## DOCUMENT PASSAGE:
HyPE enhances explainability by generating hierarchical category paths step-by-step before decoding docid.
It employs hierarchical category paths as explanation, progressing from broad to specific semantic categories.
You can explore HyPE’s explainable retrieval on the demo page.
The dataset directory contains two main datasets: NQ320K and MSMARCO, along with a backbone category hierarchy.
Each dataset directory includes path-augmented datasets that have been linked with linearized hierarchical category paths derived from the backbone category hierarchy.
In each dataset's directory, the backbone_file directory contains path-augmented datasets for:
- Original training set
- Query generation (QG) set
- Indexing training set (documents)
Final path-augmented datasets can be generated within this directory for various docid types, such as atomic_docid and keyword_docid.
This structure allows for flexible dataset creation and manipulation based on different docid types and hierarchical paths.
With HyPE/src/ours/execute_shell/baseline_shell.sh, the model can be trained with the following command:
cd HyPE/src/ours/execute_shell
bash baseline_shell.sh
We can modify the baseline_shell.sh file to change the dataset, model, and other hyperparameters.
transformers == 4.35.2
sentence-transformers==2.5.1
marisa-trie==1.2.0
torch==2.0.1
pytorch_lightning==2.1.0

## AIM 1:
Return the entries, word for word, starting at the line that contains "song-card[interactable]: アラベスク Lily" and stopping after the line that contains "0, 1264, 10]".
The HyPE description and the entries are separate material.

## RECORDS FOR THIS EXERCISE:
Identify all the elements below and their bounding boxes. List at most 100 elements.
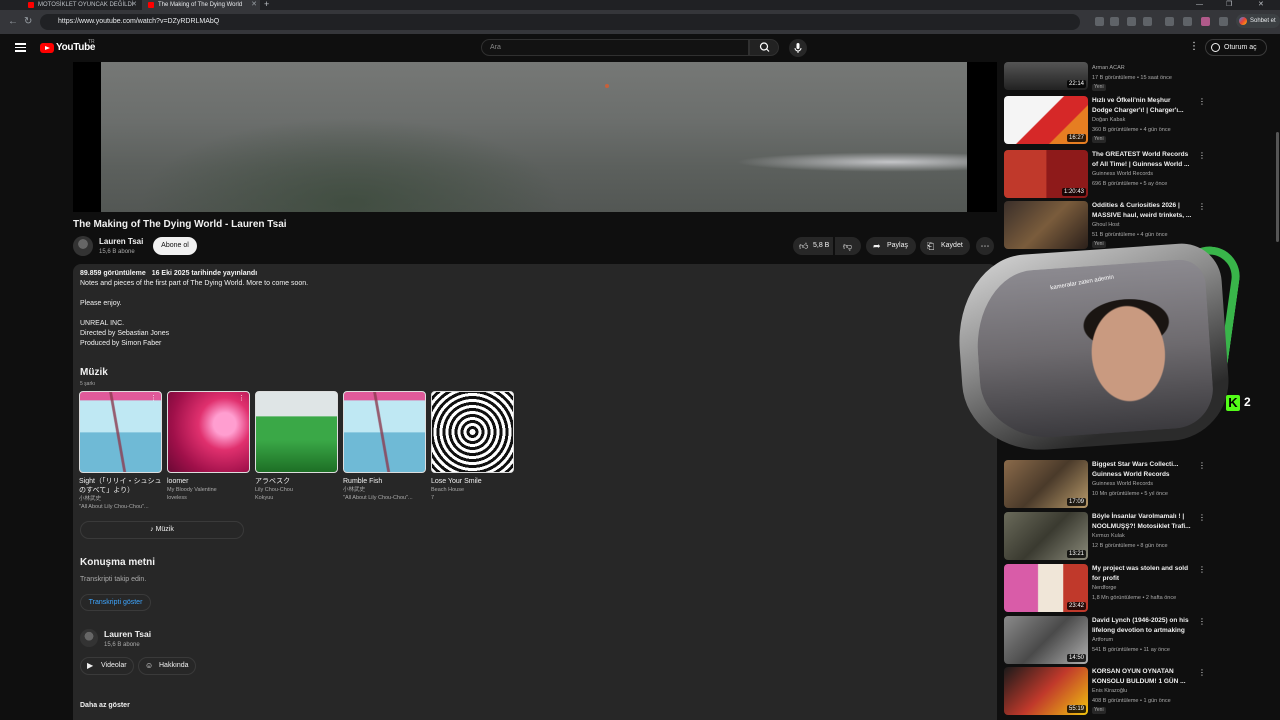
song-card[interactable]: アラベスク Lily Chou-Chou Kokyuu	[255, 391, 338, 502]
browser-tab-dying-world[interactable]: The Making of The Dying World ✕	[142, 0, 260, 10]
reload-icon[interactable]: ↻	[24, 16, 32, 27]
scrollbar-thumb[interactable]	[1276, 132, 1279, 242]
song-title: Sight（「リリイ・シュシュのすべて」より）	[79, 478, 162, 494]
video-duration: 1:20:43	[1061, 188, 1086, 196]
bookmark-star-icon[interactable]	[1143, 17, 1152, 26]
search-input[interactable]: Ara	[481, 39, 749, 56]
recommended-video[interactable]: 17:09 Biggest Star Wars Collecti... Guin…	[1004, 460, 1209, 508]
video-menu-icon[interactable]: ⋮	[1198, 565, 1206, 574]
video-menu-icon[interactable]: ⋮	[1198, 668, 1206, 677]
song-card[interactable]: ⋮ Sight（「リリイ・シュシュのすべて」より） 小林武史 "All Abou…	[79, 391, 162, 511]
url-field[interactable]: https://www.youtube.com/watch?v=DZyRDRLM…	[40, 14, 1080, 30]
recommended-video[interactable]: 1:20:43 The GREATEST World Records of Al…	[1004, 150, 1209, 198]
song-card[interactable]: ⋮ loomer My Bloody Valentine loveless	[167, 391, 250, 502]
channel-name[interactable]: Lauren Tsai	[104, 629, 151, 639]
extension-icon[interactable]	[1110, 17, 1119, 26]
page-scrollbar[interactable]	[1275, 62, 1280, 720]
subscriber-count: 15,6 B abone	[104, 642, 140, 648]
recommended-video[interactable]: 22:14 Arman ACAR 17 B görüntüleme • 15 s…	[1004, 62, 1209, 92]
browser-tab-motorcycle[interactable]: MOTOSİKLET OYUNCAK DEĞİLDİ ✕	[22, 0, 140, 10]
chat-button[interactable]: Sohbet et	[1236, 14, 1280, 28]
dislike-button[interactable]: 👎︎	[835, 237, 861, 255]
hamburger-menu-icon[interactable]	[15, 43, 26, 52]
maximize-icon[interactable]: ❐	[1226, 0, 1232, 10]
like-button[interactable]: 👍︎ 5,8 B	[793, 237, 833, 255]
minimize-icon[interactable]: —	[1196, 0, 1203, 10]
view-stats: 89.859 görüntüleme 16 Eki 2025 tarihinde…	[80, 270, 261, 277]
share-button[interactable]: ➦ Paylaş	[866, 237, 916, 255]
close-tab-icon[interactable]: ✕	[251, 0, 257, 10]
video-menu-icon[interactable]: ⋮	[1198, 617, 1206, 626]
song-title: Lose Your Smile	[431, 478, 482, 485]
search-button[interactable]	[749, 39, 779, 56]
video-title: KORSAN OYUN OYNATAN KONSOLU BULDUM! 1 GÜ…	[1092, 668, 1186, 685]
video-duration: 23:42	[1066, 602, 1086, 610]
video-thumbnail: 14:50	[1004, 616, 1088, 664]
new-badge: Yeni	[1092, 707, 1106, 714]
close-window-icon[interactable]: ✕	[1258, 0, 1264, 10]
video-menu-icon[interactable]: ⋮	[1198, 513, 1206, 522]
back-icon[interactable]: ←	[8, 16, 18, 27]
subscriber-count: 15,6 B abone	[99, 249, 135, 255]
song-menu-icon[interactable]: ⋮	[238, 394, 245, 402]
recommended-video[interactable]: 14:50 David Lynch (1946-2025) on his lif…	[1004, 616, 1209, 664]
album-art	[343, 391, 426, 473]
song-menu-icon[interactable]: ⋮	[150, 394, 157, 402]
video-title: Böyle İnsanlar Varolmamalı ! | NOOLMUŞŞ?…	[1092, 513, 1191, 530]
browser-menu-icon[interactable]	[1219, 17, 1228, 26]
video-duration: 17:09	[1066, 498, 1086, 506]
browser-address-bar: ← ↻ https://www.youtube.com/watch?v=DZyR…	[0, 10, 1280, 34]
extension-icon[interactable]	[1165, 17, 1174, 26]
song-title: Rumble Fish	[343, 478, 383, 485]
video-menu-icon[interactable]: ⋮	[1198, 461, 1206, 470]
subscribe-button[interactable]: Abone ol	[153, 237, 197, 255]
description-line: Please enjoy.	[80, 300, 122, 307]
video-title: Biggest Star Wars Collecti... Guinness W…	[1092, 461, 1179, 478]
song-artist: Beach House	[431, 487, 465, 493]
voice-search-button[interactable]	[789, 39, 807, 57]
song-card[interactable]: Lose Your Smile Beach House 7	[431, 391, 514, 502]
show-transcript-button[interactable]: Transkripti göster	[80, 594, 151, 611]
video-menu-icon[interactable]: ⋮	[1198, 97, 1206, 106]
channel-avatar[interactable]	[80, 629, 98, 647]
recommended-video[interactable]: 55:19 KORSAN OYUN OYNATAN KONSOLU BULDUM…	[1004, 667, 1209, 715]
video-menu-icon[interactable]: ⋮	[1198, 151, 1206, 160]
video-player[interactable]	[73, 62, 997, 212]
recommended-video[interactable]: 16:27 Hızlı ve Öfkeli'nin Meşhur Dodge C…	[1004, 96, 1209, 144]
sign-in-label: Oturum aç	[1224, 44, 1257, 51]
recommended-video[interactable]: 23:42 My project was stolen and sold for…	[1004, 564, 1209, 612]
channel-videos-button[interactable]: ▶ Videolar	[80, 657, 134, 675]
show-less-link[interactable]: Daha az göster	[80, 702, 130, 709]
video-menu-icon[interactable]: ⋮	[1198, 202, 1206, 211]
description-line: Directed by Sebastian Jones	[80, 330, 170, 337]
music-button[interactable]: ♪ Müzik	[80, 521, 244, 539]
album-art: ⋮	[167, 391, 250, 473]
new-badge: Yeni	[1092, 84, 1106, 91]
video-channel: Artforum	[1092, 637, 1114, 643]
profile-icon[interactable]	[1201, 17, 1210, 26]
translate-icon[interactable]	[1127, 17, 1136, 26]
sign-in-button[interactable]: Oturum aç	[1205, 39, 1267, 56]
channel-about-button[interactable]: ☺ Hakkında	[138, 657, 196, 675]
video-thumbnail: 13:21	[1004, 512, 1088, 560]
youtube-favicon-icon	[28, 2, 34, 8]
channel-avatar[interactable]	[73, 236, 93, 256]
video-duration: 16:27	[1066, 134, 1086, 142]
song-artist: Lily Chou-Chou	[255, 487, 293, 493]
kick-logo-icon: K	[1226, 395, 1240, 411]
thumbs-up-icon: 👍︎	[799, 241, 809, 251]
account-icon	[1211, 43, 1220, 52]
youtube-play-icon	[40, 43, 54, 53]
close-tab-icon[interactable]: ✕	[131, 0, 137, 10]
song-card[interactable]: Rumble Fish 小林武史 "All About Lily Chou-Ch…	[343, 391, 426, 502]
extension-icon[interactable]	[1095, 17, 1104, 26]
video-meta: 1,8 Mn görüntüleme • 2 hafta önce	[1092, 595, 1177, 601]
favorites-icon[interactable]	[1183, 17, 1192, 26]
channel-name[interactable]: Lauren Tsai	[99, 237, 143, 246]
settings-kebab-icon[interactable]: ⋮	[1189, 41, 1199, 52]
recommended-video[interactable]: 13:21 Böyle İnsanlar Varolmamalı ! | NOO…	[1004, 512, 1209, 560]
new-tab-icon[interactable]: +	[264, 0, 269, 9]
album-art: ⋮	[79, 391, 162, 473]
video-channel: Doğan Kabak	[1092, 117, 1126, 123]
song-album: Kokyuu	[255, 495, 274, 501]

## AIM 2:
According to the HyPE description, which two main datasets does the dataset directory contain?

## FULL ANSWER 1:
song-card[interactable]: アラベスク Lily Chou-Chou Kokyuu	[255, 391, 338, 502]
browser-tab-dying-world[interactable]: The Making of The Dying World ✕	[142, 0, 260, 10]
reload-icon[interactable]: ↻	[24, 16, 32, 27]
scrollbar-thumb[interactable]	[1276, 132, 1279, 242]
song-title: Sight（「リリイ・シュシュのすべて」より）	[79, 478, 162, 494]
video-duration: 1:20:43	[1061, 188, 1086, 196]
bookmark-star-icon[interactable]	[1143, 17, 1152, 26]
search-input[interactable]: Ara	[481, 39, 749, 56]
recommended-video[interactable]: 17:09 Biggest Star Wars Collecti... Guin…	[1004, 460, 1209, 508]
video-menu-icon[interactable]: ⋮	[1198, 565, 1206, 574]
video-menu-icon[interactable]: ⋮	[1198, 668, 1206, 677]
song-card[interactable]: ⋮ Sight（「リリイ・シュシュのすべて」より） 小林武史 "All Abou…	[79, 391, 162, 511]
url-field[interactable]: https://www.youtube.com/watch?v=DZyRDRLM…	[40, 14, 1080, 30]
recommended-video[interactable]: 1:20:43 The GREATEST World Records of Al…	[1004, 150, 1209, 198]
song-card[interactable]: ⋮ loomer My Bloody Valentine loveless	[167, 391, 250, 502]
channel-name[interactable]: Lauren Tsai	[104, 629, 151, 639]
extension-icon[interactable]	[1110, 17, 1119, 26]
page-scrollbar[interactable]	[1275, 62, 1280, 720]
subscriber-count: 15,6 B abone	[104, 642, 140, 648]
recommended-video[interactable]: 22:14 Arman ACAR 17 B görüntüleme • 15 s…	[1004, 62, 1209, 92]
browser-tab-motorcycle[interactable]: MOTOSİKLET OYUNCAK DEĞİLDİ ✕	[22, 0, 140, 10]
chat-button[interactable]: Sohbet et	[1236, 14, 1280, 28]
dislike-button[interactable]: 👎︎	[835, 237, 861, 255]
hamburger-menu-icon[interactable]	[15, 43, 26, 52]
maximize-icon[interactable]: ❐	[1226, 0, 1232, 10]
like-button[interactable]: 👍︎ 5,8 B	[793, 237, 833, 255]
minimize-icon[interactable]: —	[1196, 0, 1203, 10]
view-stats: 89.859 görüntüleme 16 Eki 2025 tarihinde…	[80, 270, 261, 277]
share-button[interactable]: ➦ Paylaş	[866, 237, 916, 255]
close-tab-icon[interactable]: ✕	[251, 0, 257, 10]
video-menu-icon[interactable]: ⋮	[1198, 617, 1206, 626]
song-title: Lose Your Smile	[431, 478, 482, 485]
search-button[interactable]	[749, 39, 779, 56]
video-title: KORSAN OYUN OYNATAN KONSOLU BULDUM! 1 GÜ…	[1092, 668, 1186, 685]
video-duration: 23:42	[1066, 602, 1086, 610]
video-thumbnail: 14:50	[1004, 616, 1088, 664]
new-badge: Yeni	[1092, 707, 1106, 714]
close-window-icon[interactable]: ✕	[1258, 0, 1264, 10]

## FULL ANSWER 2:
NQ320K and MSMARCO.